__THE PROBLEM__
Return every entry exactly.

-- Start of RECORDS FOR THE TASK --

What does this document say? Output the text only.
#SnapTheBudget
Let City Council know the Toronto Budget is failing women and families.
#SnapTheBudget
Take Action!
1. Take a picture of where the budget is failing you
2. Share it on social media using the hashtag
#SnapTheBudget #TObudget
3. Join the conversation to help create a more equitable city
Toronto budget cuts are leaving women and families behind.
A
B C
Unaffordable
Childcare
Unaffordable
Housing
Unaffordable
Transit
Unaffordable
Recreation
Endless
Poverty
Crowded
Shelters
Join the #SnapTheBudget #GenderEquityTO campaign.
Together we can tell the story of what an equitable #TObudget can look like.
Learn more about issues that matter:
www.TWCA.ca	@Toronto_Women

-- End of RECORDS FOR THE TASK --

__SOLUTION TO THIS PROBLEM__
What does this document say? Output the text only.
#SnapTheBudget
Let City Council know the Toronto Budget is failing women and families.
#SnapTheBudget
Take Action!
1. Take a picture of where the budget is failing you
2. Share it on social media using the hashtag
#SnapTheBudget #TObudget
3. Join the conversation to help create a more equitable city
Toronto budget cuts are leaving women and families behind.
A
B C
Unaffordable
Childcare
Unaffordable
Housing
Unaffordable
Transit
Unaffordable
Recreation
Endless
Poverty
Crowded
Shelters
Join the #SnapTheBudget #GenderEquityTO campaign.
Together we can tell the story of what an equitable #TObudget can look like.
Learn more about issues that matter:
www.TWCA.ca	@Toronto_Women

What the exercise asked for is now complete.